Figure data in JSON:
● ● ● ●
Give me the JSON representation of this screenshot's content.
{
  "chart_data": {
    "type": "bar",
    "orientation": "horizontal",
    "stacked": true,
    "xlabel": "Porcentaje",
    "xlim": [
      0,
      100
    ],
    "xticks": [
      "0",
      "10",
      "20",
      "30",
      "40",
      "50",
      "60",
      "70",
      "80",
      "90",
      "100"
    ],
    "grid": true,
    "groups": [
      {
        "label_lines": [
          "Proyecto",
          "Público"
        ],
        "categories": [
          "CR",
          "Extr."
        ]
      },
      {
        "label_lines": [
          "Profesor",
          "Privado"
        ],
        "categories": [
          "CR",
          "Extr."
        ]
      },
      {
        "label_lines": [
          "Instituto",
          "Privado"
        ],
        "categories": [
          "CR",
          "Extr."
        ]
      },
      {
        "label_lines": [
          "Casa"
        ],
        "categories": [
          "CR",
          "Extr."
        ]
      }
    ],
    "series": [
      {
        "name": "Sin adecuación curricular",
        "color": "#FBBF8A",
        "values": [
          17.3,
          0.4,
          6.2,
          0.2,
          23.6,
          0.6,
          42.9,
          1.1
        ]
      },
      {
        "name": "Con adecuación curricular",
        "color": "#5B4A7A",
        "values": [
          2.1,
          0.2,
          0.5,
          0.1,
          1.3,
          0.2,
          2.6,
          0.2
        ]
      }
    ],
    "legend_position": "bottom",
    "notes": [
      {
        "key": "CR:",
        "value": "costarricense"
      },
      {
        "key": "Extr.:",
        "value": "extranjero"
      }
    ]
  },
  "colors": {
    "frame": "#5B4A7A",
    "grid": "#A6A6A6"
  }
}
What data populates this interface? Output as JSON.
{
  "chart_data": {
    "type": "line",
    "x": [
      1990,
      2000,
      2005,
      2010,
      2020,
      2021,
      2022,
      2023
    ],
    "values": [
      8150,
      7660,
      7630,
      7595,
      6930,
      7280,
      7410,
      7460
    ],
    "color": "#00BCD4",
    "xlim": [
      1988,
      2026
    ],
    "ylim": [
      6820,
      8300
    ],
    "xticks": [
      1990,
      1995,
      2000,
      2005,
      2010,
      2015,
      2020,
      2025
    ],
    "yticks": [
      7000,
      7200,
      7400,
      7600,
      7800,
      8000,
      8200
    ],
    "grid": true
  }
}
● ● ● ●
> **Problem requirements**
From the entries above, return each line with the word "name" in it.

> **Response below**
        "name": "Sin adecuación curricular",
        "name": "Con adecuación curricular",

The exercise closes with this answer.